Top of DOCUMENT TEXT

Some liberals see Sen. Elizabeth Warren (D-Mass.) as their dream candidate in 2016 because she has an impressive track record of challenging the excesses of the financial services industry.
Noam Scheiber, a senior editor with the New Republic, set liberal circles buzzing Monday morning with an article touting Warren as a potential rival to Clinton in 2016.
“She’s a big favorite of progressives,” Hickey said of Warren, who spoke at a gala for Campaign For America’s Future last week.
“She’s very clear about where she stands on a number of economic issues,” he said.
“I’m positive she’d be a great counterpoint to Hillary, but it’s really too early to say,” said Chamberlain.
Green said Clinton could inoculate herself from a challenge from her left flank if she endorsed Warren’s proposal to re-establish the so-called Glass-Steagall Act, which separated investment and commercial banks.
Former President Clinton signed a law repealing the firewall in 1999, and many liberal economic analysts say the deregulation contributed to the 2008 financial collapse.
Warren has said repeatedly she does not plan to run for president after next year’s midterm election.
Asked about the prospect of a White House bid in May, she told The Boston Globe: “No, no, no, no.”
She also signed, along with every female member of the Senate Democratic caucus, a private letter to Clinton earlier this year urging her to run for president.
Clinton’s allies have tried to heighten the political momentum behind her expected campaign and to portray her nomination as the party’s standard-bearer as inevitable.
Sen. Barbara Boxer (D-Calif.) organized the private letter encouraging her to run, and this month, Sen. Charles Schumer (D-N.Y.) endorsed her candidacy at a speech in Iowa.

Bottom of DOCUMENT TEXT
Top of SUPPLIED RECORDS

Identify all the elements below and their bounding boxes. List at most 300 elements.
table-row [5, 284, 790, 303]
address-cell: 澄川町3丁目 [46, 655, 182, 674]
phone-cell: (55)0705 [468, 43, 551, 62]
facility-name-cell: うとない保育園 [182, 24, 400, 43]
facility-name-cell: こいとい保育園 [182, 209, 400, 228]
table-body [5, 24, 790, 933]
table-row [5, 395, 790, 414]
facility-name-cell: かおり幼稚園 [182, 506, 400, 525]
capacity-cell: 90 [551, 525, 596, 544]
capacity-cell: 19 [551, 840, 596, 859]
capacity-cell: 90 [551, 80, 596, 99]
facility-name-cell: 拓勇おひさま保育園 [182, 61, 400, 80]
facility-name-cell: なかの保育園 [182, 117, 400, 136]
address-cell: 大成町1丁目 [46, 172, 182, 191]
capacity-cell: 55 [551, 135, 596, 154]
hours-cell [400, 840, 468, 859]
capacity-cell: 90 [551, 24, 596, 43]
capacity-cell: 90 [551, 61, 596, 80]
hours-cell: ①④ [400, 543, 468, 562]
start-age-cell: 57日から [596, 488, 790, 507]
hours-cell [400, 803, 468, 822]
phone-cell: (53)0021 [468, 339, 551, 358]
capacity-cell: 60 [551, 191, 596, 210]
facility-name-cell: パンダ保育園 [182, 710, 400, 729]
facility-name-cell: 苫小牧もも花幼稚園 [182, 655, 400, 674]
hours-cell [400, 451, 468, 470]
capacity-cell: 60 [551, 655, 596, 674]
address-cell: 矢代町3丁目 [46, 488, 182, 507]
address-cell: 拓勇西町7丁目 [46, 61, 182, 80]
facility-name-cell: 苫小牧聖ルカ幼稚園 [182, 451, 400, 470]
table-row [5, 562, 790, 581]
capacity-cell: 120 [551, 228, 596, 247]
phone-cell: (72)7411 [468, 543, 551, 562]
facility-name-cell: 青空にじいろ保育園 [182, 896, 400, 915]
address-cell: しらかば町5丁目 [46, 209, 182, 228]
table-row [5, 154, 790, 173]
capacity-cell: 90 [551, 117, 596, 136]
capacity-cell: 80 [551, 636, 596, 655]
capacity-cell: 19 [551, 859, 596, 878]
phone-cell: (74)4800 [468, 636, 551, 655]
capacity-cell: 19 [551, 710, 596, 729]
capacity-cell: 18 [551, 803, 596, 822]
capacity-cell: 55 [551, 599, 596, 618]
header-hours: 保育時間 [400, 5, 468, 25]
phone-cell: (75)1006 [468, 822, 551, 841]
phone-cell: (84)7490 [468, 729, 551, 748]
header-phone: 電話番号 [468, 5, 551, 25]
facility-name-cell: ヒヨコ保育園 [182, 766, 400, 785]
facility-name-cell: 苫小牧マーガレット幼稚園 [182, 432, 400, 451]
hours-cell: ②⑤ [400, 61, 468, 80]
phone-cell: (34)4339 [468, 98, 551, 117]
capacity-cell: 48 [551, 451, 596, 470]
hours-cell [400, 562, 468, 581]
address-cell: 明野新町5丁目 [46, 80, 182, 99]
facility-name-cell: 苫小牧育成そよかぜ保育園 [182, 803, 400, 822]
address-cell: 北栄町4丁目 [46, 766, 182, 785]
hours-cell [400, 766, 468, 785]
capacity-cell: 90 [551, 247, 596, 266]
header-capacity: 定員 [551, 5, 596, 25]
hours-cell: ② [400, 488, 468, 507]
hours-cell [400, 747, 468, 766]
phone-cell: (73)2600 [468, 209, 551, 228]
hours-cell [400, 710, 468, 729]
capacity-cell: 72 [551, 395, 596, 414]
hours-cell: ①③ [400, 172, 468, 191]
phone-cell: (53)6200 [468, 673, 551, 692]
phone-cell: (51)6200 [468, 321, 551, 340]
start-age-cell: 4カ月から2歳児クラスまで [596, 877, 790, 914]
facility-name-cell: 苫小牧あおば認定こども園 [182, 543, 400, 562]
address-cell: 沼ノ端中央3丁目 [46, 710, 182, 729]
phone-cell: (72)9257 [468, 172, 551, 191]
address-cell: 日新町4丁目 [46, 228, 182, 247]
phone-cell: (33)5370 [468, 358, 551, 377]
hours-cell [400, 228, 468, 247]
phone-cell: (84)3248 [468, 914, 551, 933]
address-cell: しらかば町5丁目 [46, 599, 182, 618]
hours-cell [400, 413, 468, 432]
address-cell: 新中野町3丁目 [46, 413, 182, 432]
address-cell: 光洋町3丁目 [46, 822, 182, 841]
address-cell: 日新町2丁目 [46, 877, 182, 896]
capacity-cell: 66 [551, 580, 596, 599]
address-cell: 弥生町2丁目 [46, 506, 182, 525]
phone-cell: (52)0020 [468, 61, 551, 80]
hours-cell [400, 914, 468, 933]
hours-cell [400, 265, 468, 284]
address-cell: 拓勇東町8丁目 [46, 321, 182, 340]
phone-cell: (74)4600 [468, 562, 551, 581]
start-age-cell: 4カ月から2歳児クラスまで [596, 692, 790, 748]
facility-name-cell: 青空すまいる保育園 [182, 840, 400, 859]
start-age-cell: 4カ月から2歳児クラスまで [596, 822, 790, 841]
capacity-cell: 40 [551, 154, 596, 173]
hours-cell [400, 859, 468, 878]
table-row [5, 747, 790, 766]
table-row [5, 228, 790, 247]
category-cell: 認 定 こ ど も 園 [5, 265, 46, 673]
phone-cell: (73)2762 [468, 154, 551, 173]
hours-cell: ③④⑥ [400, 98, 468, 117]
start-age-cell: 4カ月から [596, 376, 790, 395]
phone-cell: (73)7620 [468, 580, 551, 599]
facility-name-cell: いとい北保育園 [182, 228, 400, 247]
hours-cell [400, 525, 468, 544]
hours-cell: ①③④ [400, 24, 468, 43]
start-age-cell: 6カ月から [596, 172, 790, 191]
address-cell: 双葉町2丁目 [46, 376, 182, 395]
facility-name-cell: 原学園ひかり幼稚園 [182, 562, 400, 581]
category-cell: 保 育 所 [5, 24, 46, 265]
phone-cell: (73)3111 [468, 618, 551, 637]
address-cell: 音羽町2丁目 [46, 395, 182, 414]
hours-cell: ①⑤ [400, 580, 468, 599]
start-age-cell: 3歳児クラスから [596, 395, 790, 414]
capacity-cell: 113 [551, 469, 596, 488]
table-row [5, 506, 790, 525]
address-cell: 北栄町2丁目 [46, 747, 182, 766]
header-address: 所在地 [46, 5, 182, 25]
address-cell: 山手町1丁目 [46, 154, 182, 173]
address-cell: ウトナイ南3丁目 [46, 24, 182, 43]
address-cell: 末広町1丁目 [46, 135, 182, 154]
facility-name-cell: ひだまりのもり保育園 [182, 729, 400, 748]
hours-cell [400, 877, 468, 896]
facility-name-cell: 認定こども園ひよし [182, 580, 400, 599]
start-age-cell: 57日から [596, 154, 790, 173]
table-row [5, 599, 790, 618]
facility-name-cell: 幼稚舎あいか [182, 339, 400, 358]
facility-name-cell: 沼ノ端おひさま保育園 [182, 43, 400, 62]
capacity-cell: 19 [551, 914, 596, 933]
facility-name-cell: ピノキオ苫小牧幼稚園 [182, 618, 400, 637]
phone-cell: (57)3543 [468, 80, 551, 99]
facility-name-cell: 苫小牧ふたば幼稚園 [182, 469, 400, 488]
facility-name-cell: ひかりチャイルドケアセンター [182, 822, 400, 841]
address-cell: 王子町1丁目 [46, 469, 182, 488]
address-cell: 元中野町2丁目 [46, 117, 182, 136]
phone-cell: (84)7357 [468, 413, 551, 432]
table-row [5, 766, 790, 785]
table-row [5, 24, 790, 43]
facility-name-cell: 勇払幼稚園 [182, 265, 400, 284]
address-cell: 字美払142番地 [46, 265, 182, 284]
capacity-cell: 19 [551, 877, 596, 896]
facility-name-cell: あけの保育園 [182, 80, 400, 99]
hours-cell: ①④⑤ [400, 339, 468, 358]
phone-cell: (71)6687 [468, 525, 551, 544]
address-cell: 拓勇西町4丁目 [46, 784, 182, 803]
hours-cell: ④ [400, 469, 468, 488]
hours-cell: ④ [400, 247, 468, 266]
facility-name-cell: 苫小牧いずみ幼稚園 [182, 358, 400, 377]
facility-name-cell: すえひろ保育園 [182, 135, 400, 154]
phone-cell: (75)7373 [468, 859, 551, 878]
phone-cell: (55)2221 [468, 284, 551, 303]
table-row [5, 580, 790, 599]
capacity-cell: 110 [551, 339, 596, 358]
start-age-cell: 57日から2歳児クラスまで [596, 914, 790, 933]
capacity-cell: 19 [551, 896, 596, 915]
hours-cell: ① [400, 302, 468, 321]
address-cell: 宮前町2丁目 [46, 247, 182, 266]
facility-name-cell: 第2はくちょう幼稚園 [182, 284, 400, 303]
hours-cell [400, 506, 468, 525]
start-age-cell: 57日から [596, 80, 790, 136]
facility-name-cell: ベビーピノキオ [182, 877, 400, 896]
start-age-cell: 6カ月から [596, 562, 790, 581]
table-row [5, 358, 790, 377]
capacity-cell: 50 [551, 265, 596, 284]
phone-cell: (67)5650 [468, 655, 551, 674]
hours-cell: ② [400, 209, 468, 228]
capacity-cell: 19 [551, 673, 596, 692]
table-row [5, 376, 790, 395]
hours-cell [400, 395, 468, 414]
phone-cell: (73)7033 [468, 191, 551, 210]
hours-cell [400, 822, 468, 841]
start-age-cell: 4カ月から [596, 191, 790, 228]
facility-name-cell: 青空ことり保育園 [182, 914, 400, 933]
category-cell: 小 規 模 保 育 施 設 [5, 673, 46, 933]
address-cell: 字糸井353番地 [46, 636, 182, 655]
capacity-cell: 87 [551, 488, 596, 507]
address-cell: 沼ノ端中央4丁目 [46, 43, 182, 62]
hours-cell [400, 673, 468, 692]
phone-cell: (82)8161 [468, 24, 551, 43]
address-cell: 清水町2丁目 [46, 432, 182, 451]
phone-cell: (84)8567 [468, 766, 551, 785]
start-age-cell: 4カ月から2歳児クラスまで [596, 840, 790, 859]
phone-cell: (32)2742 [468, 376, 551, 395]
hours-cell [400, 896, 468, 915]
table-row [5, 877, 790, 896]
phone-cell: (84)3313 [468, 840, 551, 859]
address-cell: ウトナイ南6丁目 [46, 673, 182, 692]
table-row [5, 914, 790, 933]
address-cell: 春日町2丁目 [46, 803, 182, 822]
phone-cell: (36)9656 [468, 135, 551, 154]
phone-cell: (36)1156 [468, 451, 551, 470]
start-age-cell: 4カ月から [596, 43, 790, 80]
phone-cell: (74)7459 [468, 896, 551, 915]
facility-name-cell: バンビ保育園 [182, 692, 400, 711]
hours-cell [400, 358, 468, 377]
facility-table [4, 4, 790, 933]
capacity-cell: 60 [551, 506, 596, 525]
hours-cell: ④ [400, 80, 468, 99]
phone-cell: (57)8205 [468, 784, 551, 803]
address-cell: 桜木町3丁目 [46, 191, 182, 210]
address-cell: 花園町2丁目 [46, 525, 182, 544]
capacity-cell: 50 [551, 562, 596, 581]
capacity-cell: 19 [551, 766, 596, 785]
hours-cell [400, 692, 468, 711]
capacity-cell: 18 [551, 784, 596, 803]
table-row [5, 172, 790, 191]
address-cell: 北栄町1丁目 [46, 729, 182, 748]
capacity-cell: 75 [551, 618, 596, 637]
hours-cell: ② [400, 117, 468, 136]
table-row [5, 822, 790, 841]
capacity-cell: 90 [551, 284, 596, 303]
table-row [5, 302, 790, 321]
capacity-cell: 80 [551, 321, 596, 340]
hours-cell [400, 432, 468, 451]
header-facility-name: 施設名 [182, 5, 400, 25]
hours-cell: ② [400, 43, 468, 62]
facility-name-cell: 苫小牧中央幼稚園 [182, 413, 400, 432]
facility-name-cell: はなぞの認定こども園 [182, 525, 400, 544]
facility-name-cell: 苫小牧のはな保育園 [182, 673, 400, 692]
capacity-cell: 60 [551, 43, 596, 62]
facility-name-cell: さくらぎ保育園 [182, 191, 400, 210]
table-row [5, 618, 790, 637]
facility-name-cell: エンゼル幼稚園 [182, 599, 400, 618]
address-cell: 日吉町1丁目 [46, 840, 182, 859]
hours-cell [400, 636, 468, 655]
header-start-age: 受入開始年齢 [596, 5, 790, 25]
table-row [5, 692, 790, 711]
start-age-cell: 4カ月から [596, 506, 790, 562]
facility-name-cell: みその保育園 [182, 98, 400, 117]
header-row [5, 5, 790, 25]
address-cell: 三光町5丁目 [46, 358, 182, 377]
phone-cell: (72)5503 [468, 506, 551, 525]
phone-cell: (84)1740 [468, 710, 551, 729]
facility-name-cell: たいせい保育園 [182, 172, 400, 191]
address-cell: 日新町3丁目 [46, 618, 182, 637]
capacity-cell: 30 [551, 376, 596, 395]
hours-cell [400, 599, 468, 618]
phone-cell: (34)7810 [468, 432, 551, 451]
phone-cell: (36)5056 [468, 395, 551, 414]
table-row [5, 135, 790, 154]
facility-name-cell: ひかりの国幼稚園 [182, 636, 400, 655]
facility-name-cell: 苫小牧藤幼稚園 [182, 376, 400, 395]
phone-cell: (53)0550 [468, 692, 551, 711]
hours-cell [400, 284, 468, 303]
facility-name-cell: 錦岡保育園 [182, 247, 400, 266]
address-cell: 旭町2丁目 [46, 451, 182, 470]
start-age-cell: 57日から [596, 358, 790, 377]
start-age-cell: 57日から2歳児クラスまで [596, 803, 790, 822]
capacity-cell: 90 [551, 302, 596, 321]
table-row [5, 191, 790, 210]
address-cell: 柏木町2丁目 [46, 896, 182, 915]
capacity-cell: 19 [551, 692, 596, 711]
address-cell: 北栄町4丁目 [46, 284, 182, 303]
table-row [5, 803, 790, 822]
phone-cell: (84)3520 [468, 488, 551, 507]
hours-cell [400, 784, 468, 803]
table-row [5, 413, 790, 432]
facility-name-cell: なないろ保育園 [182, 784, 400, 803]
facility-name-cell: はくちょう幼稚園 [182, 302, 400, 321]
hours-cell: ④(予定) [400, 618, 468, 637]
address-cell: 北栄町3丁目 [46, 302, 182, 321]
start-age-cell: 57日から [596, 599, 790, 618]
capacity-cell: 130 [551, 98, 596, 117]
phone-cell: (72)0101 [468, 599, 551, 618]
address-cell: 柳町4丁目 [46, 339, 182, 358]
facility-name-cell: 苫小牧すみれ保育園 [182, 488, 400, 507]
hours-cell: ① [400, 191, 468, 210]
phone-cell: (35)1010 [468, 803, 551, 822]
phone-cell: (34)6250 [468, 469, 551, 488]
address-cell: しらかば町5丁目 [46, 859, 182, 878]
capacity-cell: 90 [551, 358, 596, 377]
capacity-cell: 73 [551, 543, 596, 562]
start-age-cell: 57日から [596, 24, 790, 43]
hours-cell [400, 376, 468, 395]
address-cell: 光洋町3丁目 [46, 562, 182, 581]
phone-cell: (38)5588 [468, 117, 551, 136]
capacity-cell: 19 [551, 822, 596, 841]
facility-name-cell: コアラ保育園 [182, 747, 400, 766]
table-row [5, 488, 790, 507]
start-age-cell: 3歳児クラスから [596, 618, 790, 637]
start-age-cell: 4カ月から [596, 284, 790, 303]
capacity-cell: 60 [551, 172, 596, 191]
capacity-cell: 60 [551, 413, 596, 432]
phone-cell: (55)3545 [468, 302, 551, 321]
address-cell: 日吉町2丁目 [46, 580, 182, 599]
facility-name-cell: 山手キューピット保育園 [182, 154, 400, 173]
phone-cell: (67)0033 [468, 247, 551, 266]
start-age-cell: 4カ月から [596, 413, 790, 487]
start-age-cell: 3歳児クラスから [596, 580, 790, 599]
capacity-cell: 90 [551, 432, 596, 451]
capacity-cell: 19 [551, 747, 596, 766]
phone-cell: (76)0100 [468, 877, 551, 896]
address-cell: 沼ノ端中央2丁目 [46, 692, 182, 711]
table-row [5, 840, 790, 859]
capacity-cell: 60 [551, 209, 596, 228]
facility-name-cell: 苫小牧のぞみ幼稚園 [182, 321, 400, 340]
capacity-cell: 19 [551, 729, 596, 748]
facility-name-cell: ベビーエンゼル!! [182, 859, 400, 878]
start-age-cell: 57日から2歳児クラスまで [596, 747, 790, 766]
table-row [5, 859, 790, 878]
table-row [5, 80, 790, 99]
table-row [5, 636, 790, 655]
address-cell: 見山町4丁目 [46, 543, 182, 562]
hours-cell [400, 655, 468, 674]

Bottom of SUPPLIED RECORDS

*ACTIVITIES*:
1. In the article on Elizabeth Warren, in what year did former President Clinton sign the law repealing the firewall between investment and commercial banks?
2. Translate this sentence from the article on Elizabeth Warren into Spanish: "Warren has said repeatedly she does not plan to run for president after next year’s midterm election."
3. Reproduce the stretch of the article on Elizabeth Warren from "Some liberals see" through "Clinton in 2016.".
Rely solely on the article on Elizabeth Warren.

*EXERCISE RESULTS*:
1. 1999

2. Warren ha dicho repetidamente que no planea postularse a la presidencia después de las elecciones de mitad de mandato del próximo año.

3.
Some liberals see Sen. Elizabeth Warren (D-Mass.) as their dream candidate in 2016 because she has an impressive track record of challenging the excesses of the financial services industry.
Noam Scheiber, a senior editor with the New Republic, set liberal circles buzzing Monday morning with an article touting Warren as a potential rival to Clinton in 2016.